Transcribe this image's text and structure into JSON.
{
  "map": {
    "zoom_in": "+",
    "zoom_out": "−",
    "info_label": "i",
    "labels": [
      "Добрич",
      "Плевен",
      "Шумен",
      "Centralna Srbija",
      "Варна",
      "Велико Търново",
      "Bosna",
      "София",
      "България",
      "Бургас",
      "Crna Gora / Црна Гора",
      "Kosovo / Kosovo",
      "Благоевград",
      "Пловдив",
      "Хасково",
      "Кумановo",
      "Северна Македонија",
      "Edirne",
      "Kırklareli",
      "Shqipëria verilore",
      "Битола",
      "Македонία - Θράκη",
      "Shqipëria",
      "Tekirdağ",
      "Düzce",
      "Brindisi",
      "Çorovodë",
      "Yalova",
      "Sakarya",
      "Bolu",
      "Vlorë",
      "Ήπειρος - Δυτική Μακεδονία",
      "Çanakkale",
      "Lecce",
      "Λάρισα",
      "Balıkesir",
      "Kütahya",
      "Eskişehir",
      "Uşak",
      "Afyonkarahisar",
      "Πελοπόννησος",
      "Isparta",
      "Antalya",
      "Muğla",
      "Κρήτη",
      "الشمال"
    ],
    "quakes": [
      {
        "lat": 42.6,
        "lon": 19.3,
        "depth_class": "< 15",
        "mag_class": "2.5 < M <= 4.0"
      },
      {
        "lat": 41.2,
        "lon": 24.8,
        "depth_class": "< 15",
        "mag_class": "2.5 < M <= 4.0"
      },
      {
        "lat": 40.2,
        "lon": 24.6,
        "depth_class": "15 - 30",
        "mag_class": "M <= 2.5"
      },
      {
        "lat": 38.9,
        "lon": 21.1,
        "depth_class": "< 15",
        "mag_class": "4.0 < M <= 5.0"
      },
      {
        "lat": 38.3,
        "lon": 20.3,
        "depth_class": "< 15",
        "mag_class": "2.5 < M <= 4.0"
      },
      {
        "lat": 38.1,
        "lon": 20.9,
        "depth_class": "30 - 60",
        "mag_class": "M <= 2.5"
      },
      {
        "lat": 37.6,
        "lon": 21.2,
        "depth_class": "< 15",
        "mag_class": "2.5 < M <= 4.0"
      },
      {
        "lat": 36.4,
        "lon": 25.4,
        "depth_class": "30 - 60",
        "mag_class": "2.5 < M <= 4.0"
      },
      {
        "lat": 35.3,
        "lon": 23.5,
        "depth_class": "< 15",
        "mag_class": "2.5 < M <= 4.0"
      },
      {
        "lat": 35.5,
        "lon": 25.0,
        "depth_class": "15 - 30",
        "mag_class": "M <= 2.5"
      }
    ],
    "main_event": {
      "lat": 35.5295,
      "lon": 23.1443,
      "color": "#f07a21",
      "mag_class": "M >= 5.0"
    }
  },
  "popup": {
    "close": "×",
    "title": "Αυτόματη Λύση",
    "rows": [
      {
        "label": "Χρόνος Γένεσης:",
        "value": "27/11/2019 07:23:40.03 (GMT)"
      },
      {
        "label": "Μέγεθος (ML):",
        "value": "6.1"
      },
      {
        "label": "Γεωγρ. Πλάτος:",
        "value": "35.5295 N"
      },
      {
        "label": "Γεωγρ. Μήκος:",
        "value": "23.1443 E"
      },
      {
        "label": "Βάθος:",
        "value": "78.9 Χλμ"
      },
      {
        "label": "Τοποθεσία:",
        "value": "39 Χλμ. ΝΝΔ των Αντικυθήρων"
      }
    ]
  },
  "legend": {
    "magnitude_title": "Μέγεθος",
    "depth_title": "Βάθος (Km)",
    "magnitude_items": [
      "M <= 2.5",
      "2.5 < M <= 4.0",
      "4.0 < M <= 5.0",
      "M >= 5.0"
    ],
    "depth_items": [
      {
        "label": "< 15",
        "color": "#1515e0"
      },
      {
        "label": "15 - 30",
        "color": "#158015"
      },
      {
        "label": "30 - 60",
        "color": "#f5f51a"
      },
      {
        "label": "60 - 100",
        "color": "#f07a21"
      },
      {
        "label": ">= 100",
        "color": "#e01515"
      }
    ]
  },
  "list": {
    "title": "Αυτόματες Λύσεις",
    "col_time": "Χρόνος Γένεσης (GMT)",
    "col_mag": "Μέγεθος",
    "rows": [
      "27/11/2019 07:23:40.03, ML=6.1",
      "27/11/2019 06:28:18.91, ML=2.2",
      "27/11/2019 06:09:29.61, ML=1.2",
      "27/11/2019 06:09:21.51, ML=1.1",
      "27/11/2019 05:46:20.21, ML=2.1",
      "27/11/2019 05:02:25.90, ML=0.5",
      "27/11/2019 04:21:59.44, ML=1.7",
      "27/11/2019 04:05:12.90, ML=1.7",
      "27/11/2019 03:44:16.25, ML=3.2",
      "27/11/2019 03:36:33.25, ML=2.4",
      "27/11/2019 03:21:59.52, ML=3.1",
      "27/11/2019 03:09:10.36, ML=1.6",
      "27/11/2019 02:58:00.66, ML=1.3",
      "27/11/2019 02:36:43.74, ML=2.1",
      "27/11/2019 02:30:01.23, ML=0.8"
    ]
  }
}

**EXERCISE BRIEF**
Extract, word for word, each line of the listing above.

**COMPLETE OUTPUT**
Transcribe this image's text and structure into JSON.
{
  "map": {
    "zoom_in": "+",
    "zoom_out": "−",
    "info_label": "i",
    "labels": [
      "Добрич",
      "Плевен",
      "Шумен",
      "Centralna Srbija",
      "Варна",
      "Велико Търново",
      "Bosna",
      "София",
      "България",
      "Бургас",
      "Crna Gora / Црна Гора",
      "Kosovo / Kosovo",
      "Благоевград",
      "Пловдив",
      "Хасково",
      "Кумановo",
      "Северна Македонија",
      "Edirne",
      "Kırklareli",
      "Shqipëria verilore",
      "Битола",
      "Македонία - Θράκη",
      "Shqipëria",
      "Tekirdağ",
      "Düzce",
      "Brindisi",
      "Çorovodë",
      "Yalova",
      "Sakarya",
      "Bolu",
      "Vlorë",
      "Ήπειρος - Δυτική Μακεδονία",
      "Çanakkale",
      "Lecce",
      "Λάρισα",
      "Balıkesir",
      "Kütahya",
      "Eskişehir",
      "Uşak",
      "Afyonkarahisar",
      "Πελοπόννησος",
      "Isparta",
      "Antalya",
      "Muğla",
      "Κρήτη",
      "الشمال"
    ],
    "quakes": [
      {
        "lat": 42.6,
        "lon": 19.3,
        "depth_class": "< 15",
        "mag_class": "2.5 < M <= 4.0"
      },
      {
        "lat": 41.2,
        "lon": 24.8,
        "depth_class": "< 15",
        "mag_class": "2.5 < M <= 4.0"
      },
      {
        "lat": 40.2,
        "lon": 24.6,
        "depth_class": "15 - 30",
        "mag_class": "M <= 2.5"
      },
      {
        "lat": 38.9,
        "lon": 21.1,
        "depth_class": "< 15",
        "mag_class": "4.0 < M <= 5.0"
      },
      {
        "lat": 38.3,
        "lon": 20.3,
        "depth_class": "< 15",
        "mag_class": "2.5 < M <= 4.0"
      },
      {
        "lat": 38.1,
        "lon": 20.9,
        "depth_class": "30 - 60",
        "mag_class": "M <= 2.5"
      },
      {
        "lat": 37.6,
        "lon": 21.2,
        "depth_class": "< 15",
        "mag_class": "2.5 < M <= 4.0"
      },
      {
        "lat": 36.4,
        "lon": 25.4,
        "depth_class": "30 - 60",
        "mag_class": "2.5 < M <= 4.0"
      },
      {
        "lat": 35.3,
        "lon": 23.5,
        "depth_class": "< 15",
        "mag_class": "2.5 < M <= 4.0"
      },
      {
        "lat": 35.5,
        "lon": 25.0,
        "depth_class": "15 - 30",
        "mag_class": "M <= 2.5"
      }
    ],
    "main_event": {
      "lat": 35.5295,
      "lon": 23.1443,
      "color": "#f07a21",
      "mag_class": "M >= 5.0"
    }
  },
  "popup": {
    "close": "×",
    "title": "Αυτόματη Λύση",
    "rows": [
      {
        "label": "Χρόνος Γένεσης:",
        "value": "27/11/2019 07:23:40.03 (GMT)"
      },
      {
        "label": "Μέγεθος (ML):",
        "value": "6.1"
      },
      {
        "label": "Γεωγρ. Πλάτος:",
        "value": "35.5295 N"
      },
      {
        "label": "Γεωγρ. Μήκος:",
        "value": "23.1443 E"
      },
      {
        "label": "Βάθος:",
        "value": "78.9 Χλμ"
      },
      {
        "label": "Τοποθεσία:",
        "value": "39 Χλμ. ΝΝΔ των Αντικυθήρων"
      }
    ]
  },
  "legend": {
    "magnitude_title": "Μέγεθος",
    "depth_title": "Βάθος (Km)",
    "magnitude_items": [
      "M <= 2.5",
      "2.5 < M <= 4.0",
      "4.0 < M <= 5.0",
      "M >= 5.0"
    ],
    "depth_items": [
      {
        "label": "< 15",
        "color": "#1515e0"
      },
      {
        "label": "15 - 30",
        "color": "#158015"
      },
      {
        "label": "30 - 60",
        "color": "#f5f51a"
      },
      {
        "label": "60 - 100",
        "color": "#f07a21"
      },
      {
        "label": ">= 100",
        "color": "#e01515"
      }
    ]
  },
  "list": {
    "title": "Αυτόματες Λύσεις",
    "col_time": "Χρόνος Γένεσης (GMT)",
    "col_mag": "Μέγεθος",
    "rows": [
      "27/11/2019 07:23:40.03, ML=6.1",
      "27/11/2019 06:28:18.91, ML=2.2",
      "27/11/2019 06:09:29.61, ML=1.2",
      "27/11/2019 06:09:21.51, ML=1.1",
      "27/11/2019 05:46:20.21, ML=2.1",
      "27/11/2019 05:02:25.90, ML=0.5",
      "27/11/2019 04:21:59.44, ML=1.7",
      "27/11/2019 04:05:12.90, ML=1.7",
      "27/11/2019 03:44:16.25, ML=3.2",
      "27/11/2019 03:36:33.25, ML=2.4",
      "27/11/2019 03:21:59.52, ML=3.1",
      "27/11/2019 03:09:10.36, ML=1.6",
      "27/11/2019 02:58:00.66, ML=1.3",
      "27/11/2019 02:36:43.74, ML=2.1",
      "27/11/2019 02:30:01.23, ML=0.8"
    ]
  }
}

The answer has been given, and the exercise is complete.